GIVEN EXERCISE: Copy the data precisely, keeping every character.

RECORDS TO USE:
▬▬▬

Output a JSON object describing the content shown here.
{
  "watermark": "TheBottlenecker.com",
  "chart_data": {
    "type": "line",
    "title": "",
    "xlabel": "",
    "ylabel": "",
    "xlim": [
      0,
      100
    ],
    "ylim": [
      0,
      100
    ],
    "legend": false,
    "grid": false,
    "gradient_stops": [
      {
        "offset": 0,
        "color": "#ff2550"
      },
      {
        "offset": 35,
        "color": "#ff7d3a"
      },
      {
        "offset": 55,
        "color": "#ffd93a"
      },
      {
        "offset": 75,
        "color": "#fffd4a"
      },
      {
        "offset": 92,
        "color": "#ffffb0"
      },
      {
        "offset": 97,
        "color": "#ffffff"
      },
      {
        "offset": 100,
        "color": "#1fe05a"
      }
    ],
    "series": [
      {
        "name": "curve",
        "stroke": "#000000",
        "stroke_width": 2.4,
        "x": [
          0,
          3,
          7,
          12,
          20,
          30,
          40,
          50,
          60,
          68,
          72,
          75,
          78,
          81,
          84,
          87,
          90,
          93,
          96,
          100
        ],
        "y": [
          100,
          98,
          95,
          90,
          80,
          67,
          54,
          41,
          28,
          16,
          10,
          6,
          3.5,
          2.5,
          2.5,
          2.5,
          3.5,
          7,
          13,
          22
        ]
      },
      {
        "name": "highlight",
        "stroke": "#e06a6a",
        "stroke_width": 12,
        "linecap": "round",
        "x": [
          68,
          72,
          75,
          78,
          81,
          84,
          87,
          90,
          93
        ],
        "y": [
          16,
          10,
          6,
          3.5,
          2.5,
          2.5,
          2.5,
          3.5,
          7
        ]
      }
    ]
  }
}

▬▬▬

EXERCISE RESULT:
Output a JSON object describing the content shown here.
{
  "watermark": "TheBottlenecker.com",
  "chart_data": {
    "type": "line",
    "title": "",
    "xlabel": "",
    "ylabel": "",
    "xlim": [
      0,
      100
    ],
    "ylim": [
      0,
      100
    ],
    "legend": false,
    "grid": false,
    "gradient_stops": [
      {
        "offset": 0,
        "color": "#ff2550"
      },
      {
        "offset": 35,
        "color": "#ff7d3a"
      },
      {
        "offset": 55,
        "color": "#ffd93a"
      },
      {
        "offset": 75,
        "color": "#fffd4a"
      },
      {
        "offset": 92,
        "color": "#ffffb0"
      },
      {
        "offset": 97,
        "color": "#ffffff"
      },
      {
        "offset": 100,
        "color": "#1fe05a"
      }
    ],
    "series": [
      {
        "name": "curve",
        "stroke": "#000000",
        "stroke_width": 2.4,
        "x": [
          0,
          3,
          7,
          12,
          20,
          30,
          40,
          50,
          60,
          68,
          72,
          75,
          78,
          81,
          84,
          87,
          90,
          93,
          96,
          100
        ],
        "y": [
          100,
          98,
          95,
          90,
          80,
          67,
          54,
          41,
          28,
          16,
          10,
          6,
          3.5,
          2.5,
          2.5,
          2.5,
          3.5,
          7,
          13,
          22
        ]
      },
      {
        "name": "highlight",
        "stroke": "#e06a6a",
        "stroke_width": 12,
        "linecap": "round",
        "x": [
          68,
          72,
          75,
          78,
          81,
          84,
          87,
          90,
          93
        ],
        "y": [
          16,
          10,
          6,
          3.5,
          2.5,
          2.5,
          2.5,
          3.5,
          7
        ]
      }
    ]
  }
}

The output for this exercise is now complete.